SHORT PROBLEM: Find how many lines in the data below include the word "modular", then write only that number.
** begin RECORDS TO USE **
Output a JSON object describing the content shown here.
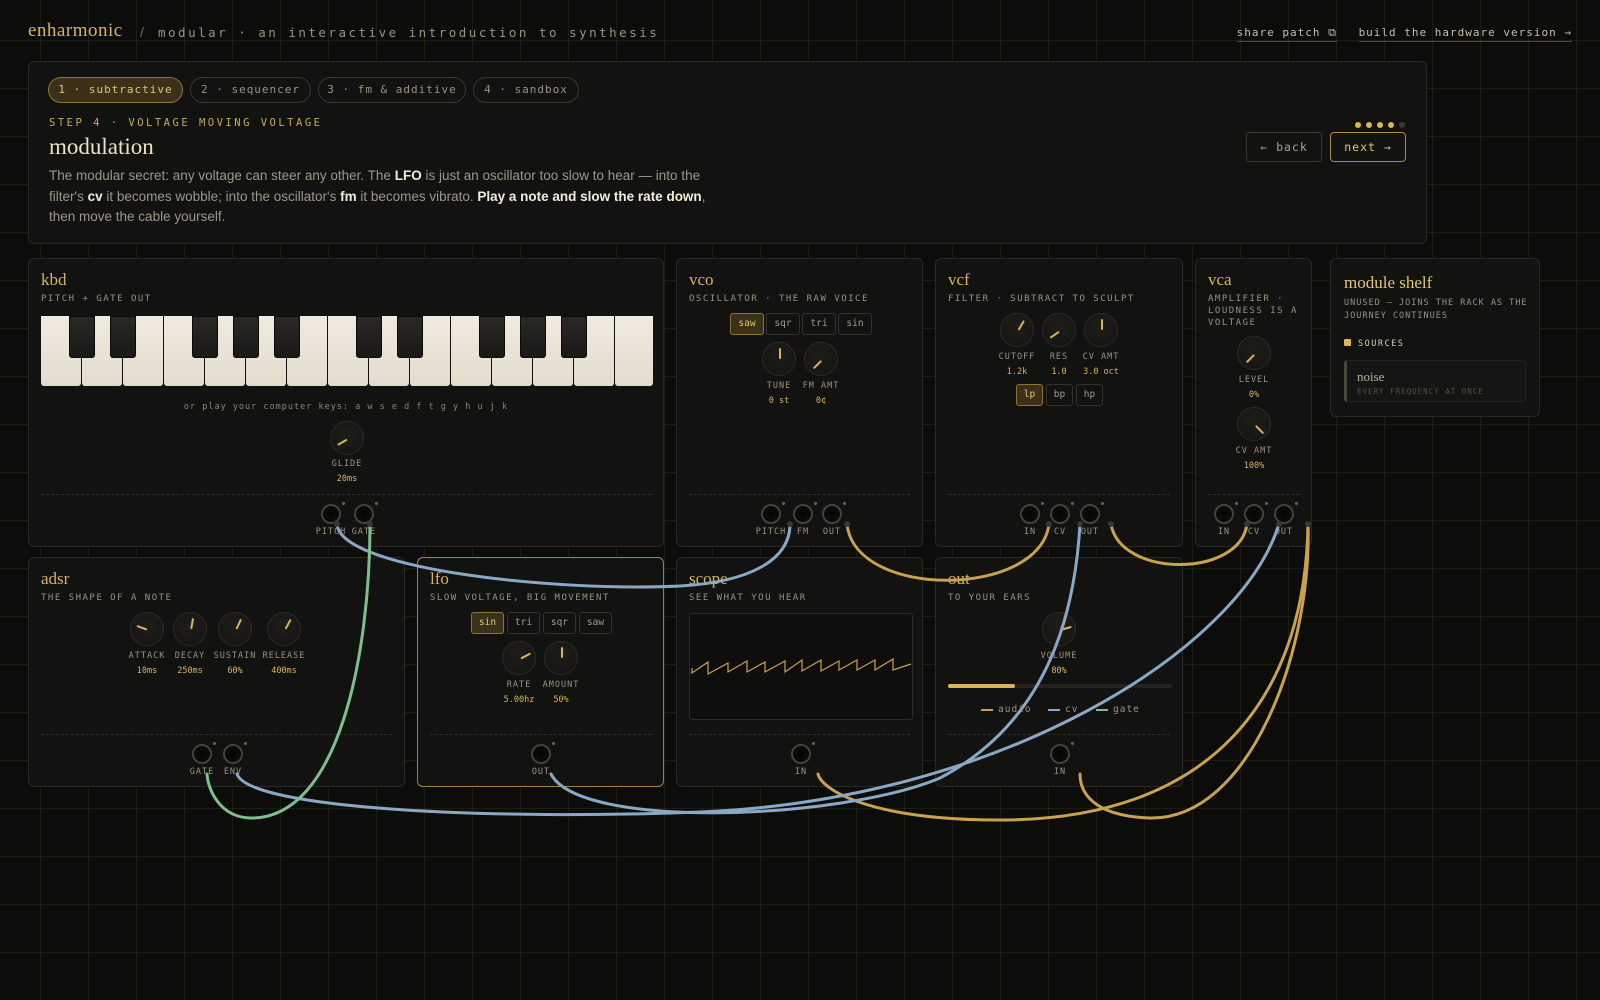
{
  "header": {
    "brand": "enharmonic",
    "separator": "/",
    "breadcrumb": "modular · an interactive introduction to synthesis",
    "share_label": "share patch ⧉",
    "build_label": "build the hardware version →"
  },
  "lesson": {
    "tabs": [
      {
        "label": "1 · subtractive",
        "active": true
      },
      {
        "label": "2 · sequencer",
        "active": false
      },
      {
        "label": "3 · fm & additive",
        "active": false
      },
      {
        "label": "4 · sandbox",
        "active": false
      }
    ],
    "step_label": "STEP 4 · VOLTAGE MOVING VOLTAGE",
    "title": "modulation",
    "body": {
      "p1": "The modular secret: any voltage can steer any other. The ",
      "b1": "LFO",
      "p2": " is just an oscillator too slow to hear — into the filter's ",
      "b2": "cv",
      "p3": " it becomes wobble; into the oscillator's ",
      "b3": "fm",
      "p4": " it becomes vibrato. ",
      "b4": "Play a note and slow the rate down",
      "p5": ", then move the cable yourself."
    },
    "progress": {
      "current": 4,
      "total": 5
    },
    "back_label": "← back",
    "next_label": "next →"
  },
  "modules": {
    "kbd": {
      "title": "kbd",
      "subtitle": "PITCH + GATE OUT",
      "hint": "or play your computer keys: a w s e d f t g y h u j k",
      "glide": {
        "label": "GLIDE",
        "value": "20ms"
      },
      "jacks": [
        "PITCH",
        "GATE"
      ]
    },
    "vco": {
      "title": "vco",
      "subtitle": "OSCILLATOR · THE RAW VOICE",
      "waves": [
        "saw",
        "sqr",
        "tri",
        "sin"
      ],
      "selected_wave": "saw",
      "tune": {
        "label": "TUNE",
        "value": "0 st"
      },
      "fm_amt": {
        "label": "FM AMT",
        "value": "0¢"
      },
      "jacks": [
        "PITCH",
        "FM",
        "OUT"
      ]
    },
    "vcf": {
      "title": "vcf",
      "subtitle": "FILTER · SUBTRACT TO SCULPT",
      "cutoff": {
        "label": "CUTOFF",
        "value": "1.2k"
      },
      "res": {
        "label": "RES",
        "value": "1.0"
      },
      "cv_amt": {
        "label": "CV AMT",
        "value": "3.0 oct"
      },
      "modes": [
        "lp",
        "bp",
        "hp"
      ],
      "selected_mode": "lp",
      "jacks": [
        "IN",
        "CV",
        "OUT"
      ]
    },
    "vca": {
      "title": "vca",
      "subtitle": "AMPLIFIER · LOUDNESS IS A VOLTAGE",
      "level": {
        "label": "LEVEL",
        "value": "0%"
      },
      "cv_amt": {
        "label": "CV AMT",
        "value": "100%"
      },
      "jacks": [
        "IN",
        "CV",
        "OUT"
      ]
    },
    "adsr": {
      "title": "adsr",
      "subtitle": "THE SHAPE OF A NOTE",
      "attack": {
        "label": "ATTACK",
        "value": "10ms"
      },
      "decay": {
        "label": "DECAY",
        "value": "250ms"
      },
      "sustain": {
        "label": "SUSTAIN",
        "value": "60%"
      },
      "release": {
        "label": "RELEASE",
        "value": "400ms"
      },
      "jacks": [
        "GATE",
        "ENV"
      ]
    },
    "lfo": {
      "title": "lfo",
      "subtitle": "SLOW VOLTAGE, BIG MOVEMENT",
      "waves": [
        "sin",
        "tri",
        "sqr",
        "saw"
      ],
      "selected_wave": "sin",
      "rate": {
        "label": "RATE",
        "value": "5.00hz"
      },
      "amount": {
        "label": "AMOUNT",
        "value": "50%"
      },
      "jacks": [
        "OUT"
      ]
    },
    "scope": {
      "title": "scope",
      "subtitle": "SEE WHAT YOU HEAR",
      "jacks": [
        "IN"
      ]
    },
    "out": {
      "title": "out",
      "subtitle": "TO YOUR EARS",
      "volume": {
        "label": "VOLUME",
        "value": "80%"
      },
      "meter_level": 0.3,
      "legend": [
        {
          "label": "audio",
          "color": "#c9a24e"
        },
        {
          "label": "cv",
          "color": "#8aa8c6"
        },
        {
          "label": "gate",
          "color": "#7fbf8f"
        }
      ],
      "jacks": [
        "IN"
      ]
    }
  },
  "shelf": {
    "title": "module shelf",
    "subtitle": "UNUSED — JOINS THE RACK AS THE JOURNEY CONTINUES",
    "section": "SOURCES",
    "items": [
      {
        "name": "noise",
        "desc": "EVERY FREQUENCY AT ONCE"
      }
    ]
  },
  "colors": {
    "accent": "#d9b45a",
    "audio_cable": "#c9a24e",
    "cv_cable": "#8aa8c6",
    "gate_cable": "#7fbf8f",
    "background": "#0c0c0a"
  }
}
** end RECORDS TO USE **
** begin RECORDS TO USE **
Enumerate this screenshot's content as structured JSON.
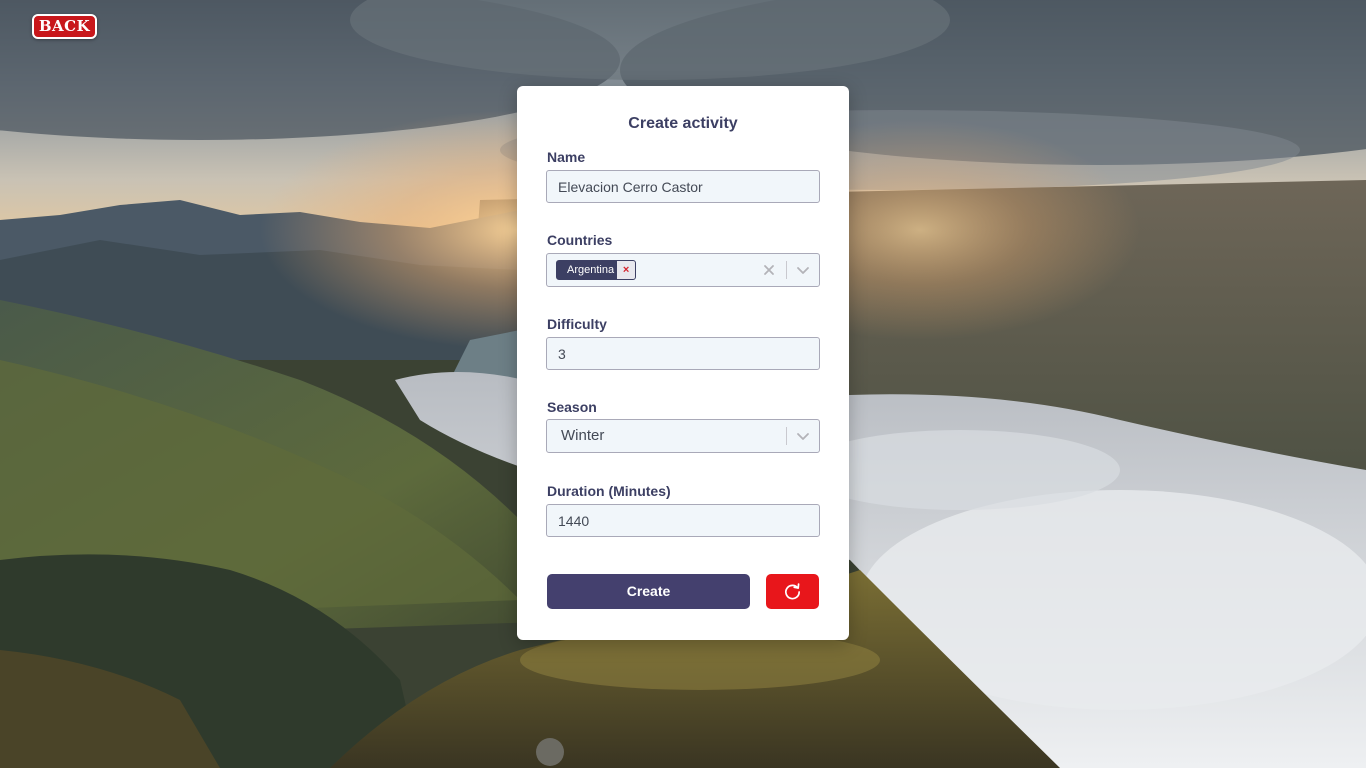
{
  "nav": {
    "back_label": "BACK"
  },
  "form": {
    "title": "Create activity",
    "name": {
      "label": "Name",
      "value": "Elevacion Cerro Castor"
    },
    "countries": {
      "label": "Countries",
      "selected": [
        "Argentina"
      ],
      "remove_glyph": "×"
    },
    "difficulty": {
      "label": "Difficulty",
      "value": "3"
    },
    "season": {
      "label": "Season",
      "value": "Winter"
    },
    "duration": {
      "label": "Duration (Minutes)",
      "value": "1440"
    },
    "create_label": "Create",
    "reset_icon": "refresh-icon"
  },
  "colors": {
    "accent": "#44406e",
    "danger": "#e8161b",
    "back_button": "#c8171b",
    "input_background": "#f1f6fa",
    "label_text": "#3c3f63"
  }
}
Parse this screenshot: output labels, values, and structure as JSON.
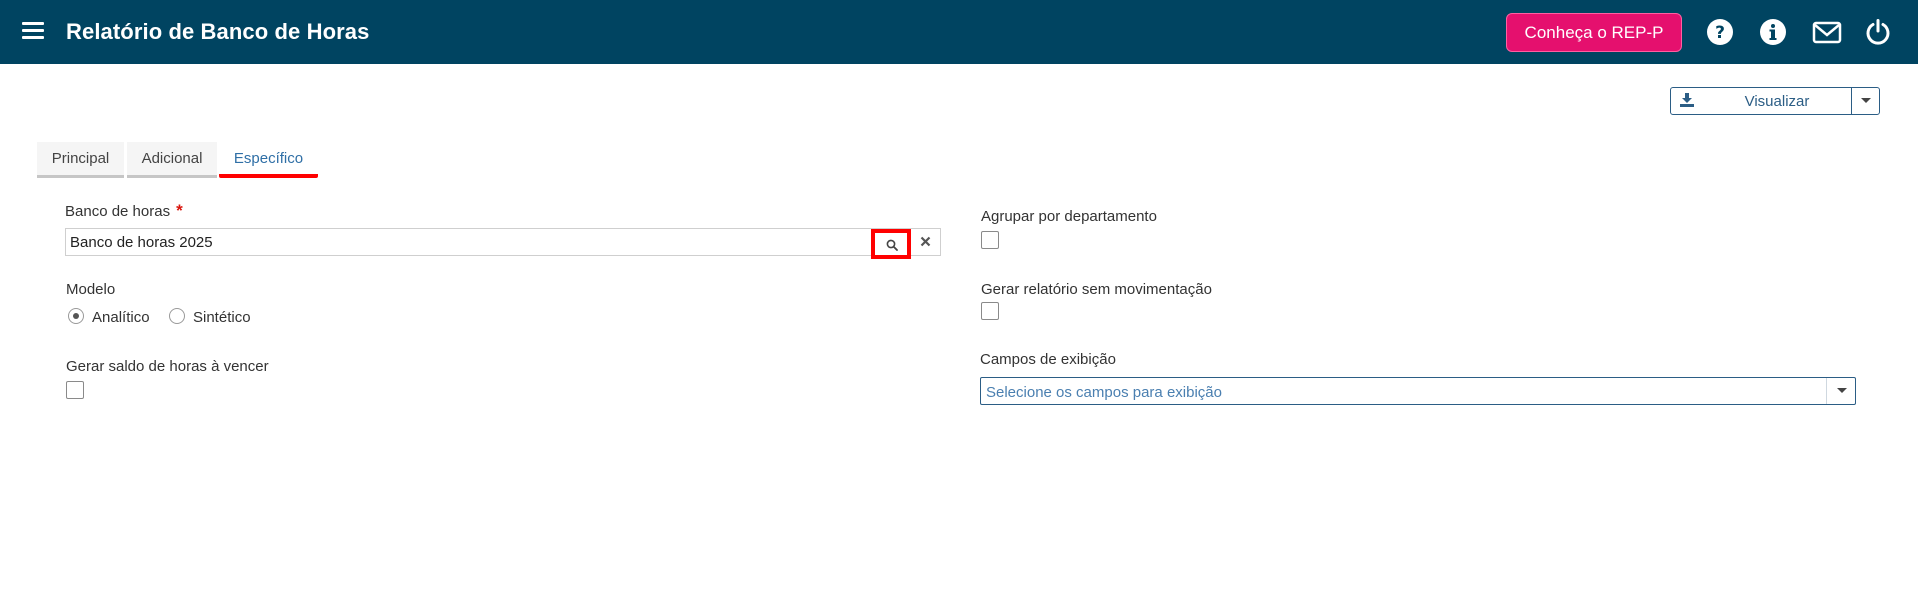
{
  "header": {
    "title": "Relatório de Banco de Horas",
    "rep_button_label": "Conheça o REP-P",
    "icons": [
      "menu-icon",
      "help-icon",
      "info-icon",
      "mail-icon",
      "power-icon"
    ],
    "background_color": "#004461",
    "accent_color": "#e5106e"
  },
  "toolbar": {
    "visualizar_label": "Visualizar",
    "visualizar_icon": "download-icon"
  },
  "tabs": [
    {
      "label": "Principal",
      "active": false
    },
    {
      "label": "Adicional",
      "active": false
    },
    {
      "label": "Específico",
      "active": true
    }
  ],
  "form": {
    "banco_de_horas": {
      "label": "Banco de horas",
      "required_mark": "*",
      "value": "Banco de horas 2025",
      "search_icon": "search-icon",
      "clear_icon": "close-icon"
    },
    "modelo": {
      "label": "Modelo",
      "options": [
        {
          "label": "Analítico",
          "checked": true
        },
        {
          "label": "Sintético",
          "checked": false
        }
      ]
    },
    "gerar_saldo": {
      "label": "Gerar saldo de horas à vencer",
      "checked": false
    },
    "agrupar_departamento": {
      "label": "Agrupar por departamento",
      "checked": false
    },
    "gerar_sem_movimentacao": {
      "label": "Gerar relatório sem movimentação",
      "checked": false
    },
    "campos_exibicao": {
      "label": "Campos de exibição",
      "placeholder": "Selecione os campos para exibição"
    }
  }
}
** end RECORDS TO USE **
SOLUTION FOR THIS PROBLEM: 2